_Directions_
A verbatim copy of the records is required, with all pictures left out.

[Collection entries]
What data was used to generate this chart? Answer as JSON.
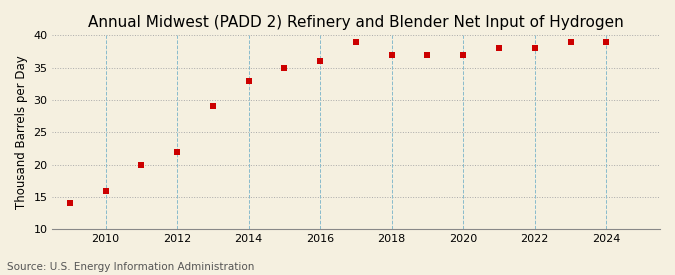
{
  "title": "Annual Midwest (PADD 2) Refinery and Blender Net Input of Hydrogen",
  "ylabel": "Thousand Barrels per Day",
  "source": "Source: U.S. Energy Information Administration",
  "years": [
    2009,
    2010,
    2011,
    2012,
    2013,
    2014,
    2015,
    2016,
    2017,
    2018,
    2019,
    2020,
    2021,
    2022,
    2023,
    2024
  ],
  "values": [
    14,
    16,
    20,
    22,
    29,
    33,
    35,
    36,
    39,
    37,
    37,
    37,
    38,
    38,
    39,
    39
  ],
  "marker_color": "#cc0000",
  "marker": "s",
  "marker_size": 4,
  "xlim": [
    2008.5,
    2025.5
  ],
  "ylim": [
    10,
    40
  ],
  "yticks": [
    10,
    15,
    20,
    25,
    30,
    35,
    40
  ],
  "xticks": [
    2010,
    2012,
    2014,
    2016,
    2018,
    2020,
    2022,
    2024
  ],
  "background_color": "#f5f0e0",
  "hgrid_color": "#aaaaaa",
  "vgrid_color": "#88bbcc",
  "title_fontsize": 11,
  "label_fontsize": 8.5,
  "tick_fontsize": 8,
  "source_fontsize": 7.5
}
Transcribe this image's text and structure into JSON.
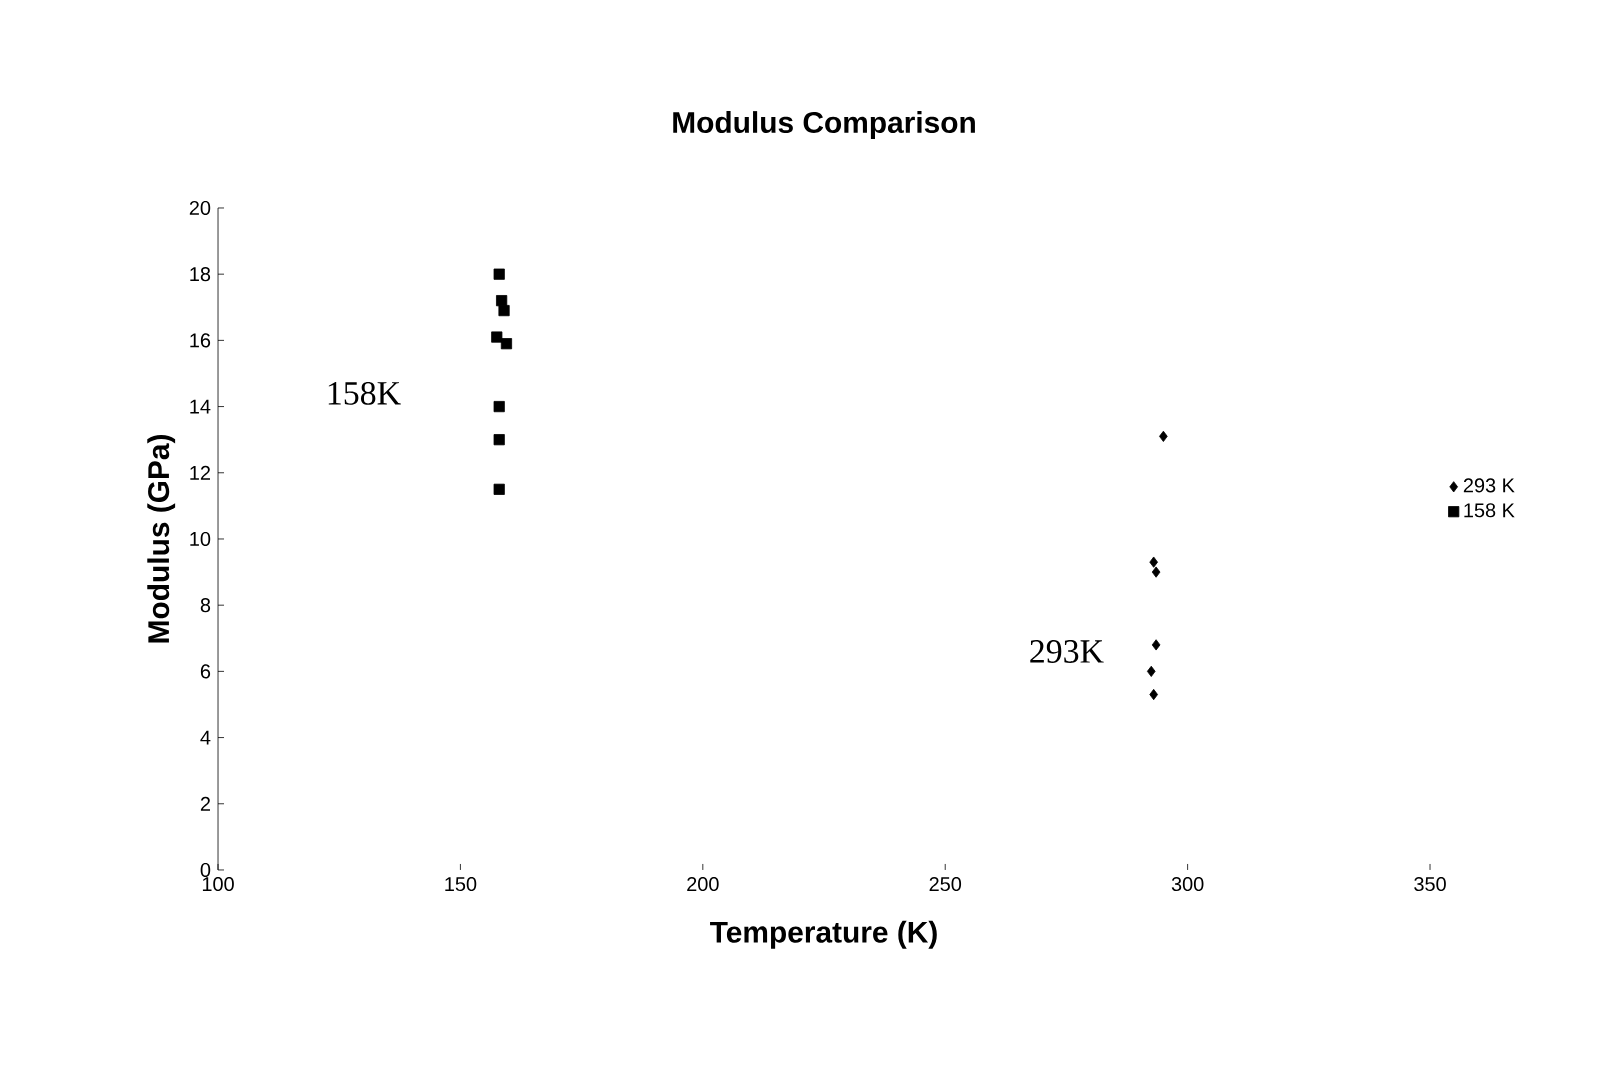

_Result below_
What data was used to generate this chart? Answer as JSON.
{
  "title": "Annual Midwest (PADD 2) Refinery and Blender Net Input of Hydrogen",
  "ylabel": "Thousand Barrels per Day",
  "source": "Source: U.S. Energy Information Administration",
  "years": [
    2009,
    2010,
    2011,
    2012,
    2013,
    2014,
    2015,
    2016,
    2017,
    2018,
    2019,
    2020,
    2021,
    2022,
    2023,
    2024
  ],
  "values": [
    14,
    16,
    20,
    22,
    29,
    33,
    35,
    36,
    39,
    37,
    37,
    37,
    38,
    38,
    39,
    39
  ],
  "marker_color": "#cc0000",
  "marker": "s",
  "marker_size": 4,
  "xlim": [
    2008.5,
    2025.5
  ],
  "ylim": [
    10,
    40
  ],
  "yticks": [
    10,
    15,
    20,
    25,
    30,
    35,
    40
  ],
  "xticks": [
    2010,
    2012,
    2014,
    2016,
    2018,
    2020,
    2022,
    2024
  ],
  "background_color": "#f5f0e0",
  "hgrid_color": "#aaaaaa",
  "vgrid_color": "#88bbcc",
  "title_fontsize": 11,
  "label_fontsize": 8.5,
  "tick_fontsize": 8,
  "source_fontsize": 7.5
}
Transcribe this image's text and structure into JSON.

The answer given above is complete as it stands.